* **GOAL**
Write the records out again, keeping each line exactly as it is.

★ ★ ★ ★ ★ ★ ★

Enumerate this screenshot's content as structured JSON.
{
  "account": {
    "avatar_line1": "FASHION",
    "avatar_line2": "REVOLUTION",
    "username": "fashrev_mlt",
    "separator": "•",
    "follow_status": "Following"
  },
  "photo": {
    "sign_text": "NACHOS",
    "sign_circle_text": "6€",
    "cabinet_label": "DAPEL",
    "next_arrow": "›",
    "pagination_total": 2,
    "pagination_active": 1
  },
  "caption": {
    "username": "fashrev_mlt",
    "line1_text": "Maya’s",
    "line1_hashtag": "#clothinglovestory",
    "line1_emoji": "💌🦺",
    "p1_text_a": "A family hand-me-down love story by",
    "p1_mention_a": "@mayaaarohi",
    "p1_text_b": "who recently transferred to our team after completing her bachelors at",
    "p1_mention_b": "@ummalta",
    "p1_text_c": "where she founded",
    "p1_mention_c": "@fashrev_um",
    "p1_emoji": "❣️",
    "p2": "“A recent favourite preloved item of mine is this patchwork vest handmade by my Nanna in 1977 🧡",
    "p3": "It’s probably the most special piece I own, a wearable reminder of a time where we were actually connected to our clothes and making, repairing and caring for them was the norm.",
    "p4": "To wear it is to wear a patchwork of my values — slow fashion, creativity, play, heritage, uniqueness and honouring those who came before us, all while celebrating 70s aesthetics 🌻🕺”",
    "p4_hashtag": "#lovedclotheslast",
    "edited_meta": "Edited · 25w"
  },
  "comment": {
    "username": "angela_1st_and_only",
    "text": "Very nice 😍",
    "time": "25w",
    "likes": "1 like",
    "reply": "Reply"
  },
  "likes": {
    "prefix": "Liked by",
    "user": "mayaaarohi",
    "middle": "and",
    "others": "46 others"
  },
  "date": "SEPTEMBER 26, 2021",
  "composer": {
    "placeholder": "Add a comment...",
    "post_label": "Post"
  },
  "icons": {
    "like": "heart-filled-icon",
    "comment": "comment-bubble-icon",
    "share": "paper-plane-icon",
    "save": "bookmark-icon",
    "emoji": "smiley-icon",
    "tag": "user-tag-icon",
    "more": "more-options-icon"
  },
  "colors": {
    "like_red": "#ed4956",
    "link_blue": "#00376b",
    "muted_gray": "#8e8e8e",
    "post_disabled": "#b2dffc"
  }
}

★ ★ ★ ★ ★ ★ ★

* **TASK ANSWER**
Enumerate this screenshot's content as structured JSON.
{
  "account": {
    "avatar_line1": "FASHION",
    "avatar_line2": "REVOLUTION",
    "username": "fashrev_mlt",
    "separator": "•",
    "follow_status": "Following"
  },
  "photo": {
    "sign_text": "NACHOS",
    "sign_circle_text": "6€",
    "cabinet_label": "DAPEL",
    "next_arrow": "›",
    "pagination_total": 2,
    "pagination_active": 1
  },
  "caption": {
    "username": "fashrev_mlt",
    "line1_text": "Maya’s",
    "line1_hashtag": "#clothinglovestory",
    "line1_emoji": "💌🦺",
    "p1_text_a": "A family hand-me-down love story by",
    "p1_mention_a": "@mayaaarohi",
    "p1_text_b": "who recently transferred to our team after completing her bachelors at",
    "p1_mention_b": "@ummalta",
    "p1_text_c": "where she founded",
    "p1_mention_c": "@fashrev_um",
    "p1_emoji": "❣️",
    "p2": "“A recent favourite preloved item of mine is this patchwork vest handmade by my Nanna in 1977 🧡",
    "p3": "It’s probably the most special piece I own, a wearable reminder of a time where we were actually connected to our clothes and making, repairing and caring for them was the norm.",
    "p4": "To wear it is to wear a patchwork of my values — slow fashion, creativity, play, heritage, uniqueness and honouring those who came before us, all while celebrating 70s aesthetics 🌻🕺”",
    "p4_hashtag": "#lovedclotheslast",
    "edited_meta": "Edited · 25w"
  },
  "comment": {
    "username": "angela_1st_and_only",
    "text": "Very nice 😍",
    "time": "25w",
    "likes": "1 like",
    "reply": "Reply"
  },
  "likes": {
    "prefix": "Liked by",
    "user": "mayaaarohi",
    "middle": "and",
    "others": "46 others"
  },
  "date": "SEPTEMBER 26, 2021",
  "composer": {
    "placeholder": "Add a comment...",
    "post_label": "Post"
  },
  "icons": {
    "like": "heart-filled-icon",
    "comment": "comment-bubble-icon",
    "share": "paper-plane-icon",
    "save": "bookmark-icon",
    "emoji": "smiley-icon",
    "tag": "user-tag-icon",
    "more": "more-options-icon"
  },
  "colors": {
    "like_red": "#ed4956",
    "link_blue": "#00376b",
    "muted_gray": "#8e8e8e",
    "post_disabled": "#b2dffc"
  }
}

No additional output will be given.